◆ Direction ◆
Pick out each line with the word "this" from the material that follows.

◆ Records to use ◆

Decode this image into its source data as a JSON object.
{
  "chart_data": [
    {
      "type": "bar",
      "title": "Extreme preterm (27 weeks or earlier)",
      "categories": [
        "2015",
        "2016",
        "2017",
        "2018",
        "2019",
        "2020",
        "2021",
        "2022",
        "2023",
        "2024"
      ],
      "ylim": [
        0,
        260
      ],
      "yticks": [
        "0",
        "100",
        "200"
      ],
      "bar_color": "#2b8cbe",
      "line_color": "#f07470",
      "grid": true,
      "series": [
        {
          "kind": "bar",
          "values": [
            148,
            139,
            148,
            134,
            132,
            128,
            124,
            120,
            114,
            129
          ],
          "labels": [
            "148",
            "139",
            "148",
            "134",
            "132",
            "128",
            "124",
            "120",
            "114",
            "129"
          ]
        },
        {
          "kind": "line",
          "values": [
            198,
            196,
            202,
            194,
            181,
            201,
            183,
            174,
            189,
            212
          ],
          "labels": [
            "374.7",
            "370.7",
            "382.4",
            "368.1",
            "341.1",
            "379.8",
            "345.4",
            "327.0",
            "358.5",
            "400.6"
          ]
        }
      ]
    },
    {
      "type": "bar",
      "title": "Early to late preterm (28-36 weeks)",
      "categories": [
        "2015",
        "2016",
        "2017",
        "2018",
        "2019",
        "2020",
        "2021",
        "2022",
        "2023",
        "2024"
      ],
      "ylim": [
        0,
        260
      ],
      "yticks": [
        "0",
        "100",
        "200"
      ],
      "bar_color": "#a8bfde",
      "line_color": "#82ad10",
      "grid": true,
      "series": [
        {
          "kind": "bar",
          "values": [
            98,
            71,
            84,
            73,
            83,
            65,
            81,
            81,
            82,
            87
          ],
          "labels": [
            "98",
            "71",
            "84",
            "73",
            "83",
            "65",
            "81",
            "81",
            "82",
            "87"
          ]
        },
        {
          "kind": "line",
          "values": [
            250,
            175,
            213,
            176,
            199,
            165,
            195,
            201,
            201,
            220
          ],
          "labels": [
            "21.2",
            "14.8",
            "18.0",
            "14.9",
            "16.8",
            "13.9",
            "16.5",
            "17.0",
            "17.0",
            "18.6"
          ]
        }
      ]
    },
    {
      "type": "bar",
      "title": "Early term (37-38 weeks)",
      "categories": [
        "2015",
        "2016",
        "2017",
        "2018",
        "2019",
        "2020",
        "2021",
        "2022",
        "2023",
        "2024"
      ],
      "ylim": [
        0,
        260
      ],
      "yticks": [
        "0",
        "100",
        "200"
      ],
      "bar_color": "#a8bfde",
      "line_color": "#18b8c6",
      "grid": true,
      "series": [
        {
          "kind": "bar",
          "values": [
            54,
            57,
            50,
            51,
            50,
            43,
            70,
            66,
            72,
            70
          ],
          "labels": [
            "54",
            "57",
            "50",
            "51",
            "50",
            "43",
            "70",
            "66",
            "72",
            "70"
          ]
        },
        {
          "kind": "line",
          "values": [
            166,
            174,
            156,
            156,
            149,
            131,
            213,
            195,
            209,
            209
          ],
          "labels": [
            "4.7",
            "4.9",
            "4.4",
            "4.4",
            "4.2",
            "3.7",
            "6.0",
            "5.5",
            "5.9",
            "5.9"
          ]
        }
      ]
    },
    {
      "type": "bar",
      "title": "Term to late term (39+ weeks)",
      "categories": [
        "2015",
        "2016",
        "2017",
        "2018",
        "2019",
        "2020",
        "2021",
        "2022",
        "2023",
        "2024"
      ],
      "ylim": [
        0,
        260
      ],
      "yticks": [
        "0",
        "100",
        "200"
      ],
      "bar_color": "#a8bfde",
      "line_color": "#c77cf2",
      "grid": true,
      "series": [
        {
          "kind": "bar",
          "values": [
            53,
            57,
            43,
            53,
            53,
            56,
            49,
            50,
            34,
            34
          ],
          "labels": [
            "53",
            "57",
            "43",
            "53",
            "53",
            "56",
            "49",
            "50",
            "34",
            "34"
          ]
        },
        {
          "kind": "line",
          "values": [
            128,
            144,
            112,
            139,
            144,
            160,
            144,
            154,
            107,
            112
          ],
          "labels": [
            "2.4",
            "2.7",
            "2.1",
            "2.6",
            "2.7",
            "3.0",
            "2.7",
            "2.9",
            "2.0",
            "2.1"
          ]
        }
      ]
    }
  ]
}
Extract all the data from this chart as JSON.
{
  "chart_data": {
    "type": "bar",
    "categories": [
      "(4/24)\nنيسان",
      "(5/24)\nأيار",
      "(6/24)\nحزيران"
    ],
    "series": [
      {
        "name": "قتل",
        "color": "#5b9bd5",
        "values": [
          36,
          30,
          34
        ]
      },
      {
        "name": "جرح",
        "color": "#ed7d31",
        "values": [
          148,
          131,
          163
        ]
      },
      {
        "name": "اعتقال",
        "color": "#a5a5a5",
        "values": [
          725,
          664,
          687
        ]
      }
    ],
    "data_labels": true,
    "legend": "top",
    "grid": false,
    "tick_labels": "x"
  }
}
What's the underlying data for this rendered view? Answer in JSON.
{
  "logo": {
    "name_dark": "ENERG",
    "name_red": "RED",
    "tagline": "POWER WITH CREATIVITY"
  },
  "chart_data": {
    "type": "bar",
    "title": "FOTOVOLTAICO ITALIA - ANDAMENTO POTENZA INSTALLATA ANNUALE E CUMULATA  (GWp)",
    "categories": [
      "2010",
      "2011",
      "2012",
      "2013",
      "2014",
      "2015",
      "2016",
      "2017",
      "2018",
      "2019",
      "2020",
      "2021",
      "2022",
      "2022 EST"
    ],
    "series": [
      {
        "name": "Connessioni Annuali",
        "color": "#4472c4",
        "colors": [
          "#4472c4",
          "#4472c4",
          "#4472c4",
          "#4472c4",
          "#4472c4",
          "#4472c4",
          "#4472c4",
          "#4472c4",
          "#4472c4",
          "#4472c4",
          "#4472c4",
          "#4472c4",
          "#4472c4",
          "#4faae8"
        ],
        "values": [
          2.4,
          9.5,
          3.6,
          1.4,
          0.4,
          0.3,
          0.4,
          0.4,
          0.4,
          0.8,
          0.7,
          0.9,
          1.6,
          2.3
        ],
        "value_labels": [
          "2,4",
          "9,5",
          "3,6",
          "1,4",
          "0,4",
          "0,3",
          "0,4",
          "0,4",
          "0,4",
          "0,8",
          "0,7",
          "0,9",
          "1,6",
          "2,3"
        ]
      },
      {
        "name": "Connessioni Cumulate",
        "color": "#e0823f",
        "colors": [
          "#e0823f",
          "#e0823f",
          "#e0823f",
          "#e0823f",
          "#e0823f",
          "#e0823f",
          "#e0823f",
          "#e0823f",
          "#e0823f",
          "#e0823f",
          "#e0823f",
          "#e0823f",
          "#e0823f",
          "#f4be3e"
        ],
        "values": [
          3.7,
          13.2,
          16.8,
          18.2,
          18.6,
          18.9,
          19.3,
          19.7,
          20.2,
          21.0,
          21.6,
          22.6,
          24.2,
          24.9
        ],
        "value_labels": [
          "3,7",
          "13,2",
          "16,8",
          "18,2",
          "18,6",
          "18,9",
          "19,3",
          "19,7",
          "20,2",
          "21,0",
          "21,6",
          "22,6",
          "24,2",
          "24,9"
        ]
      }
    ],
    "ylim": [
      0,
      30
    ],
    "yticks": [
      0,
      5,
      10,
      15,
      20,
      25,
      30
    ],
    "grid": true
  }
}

◆ Full solution ◆
Decode this image into its source data as a JSON object.
Extract all the data from this chart as JSON.
What's the underlying data for this rendered view? Answer in JSON.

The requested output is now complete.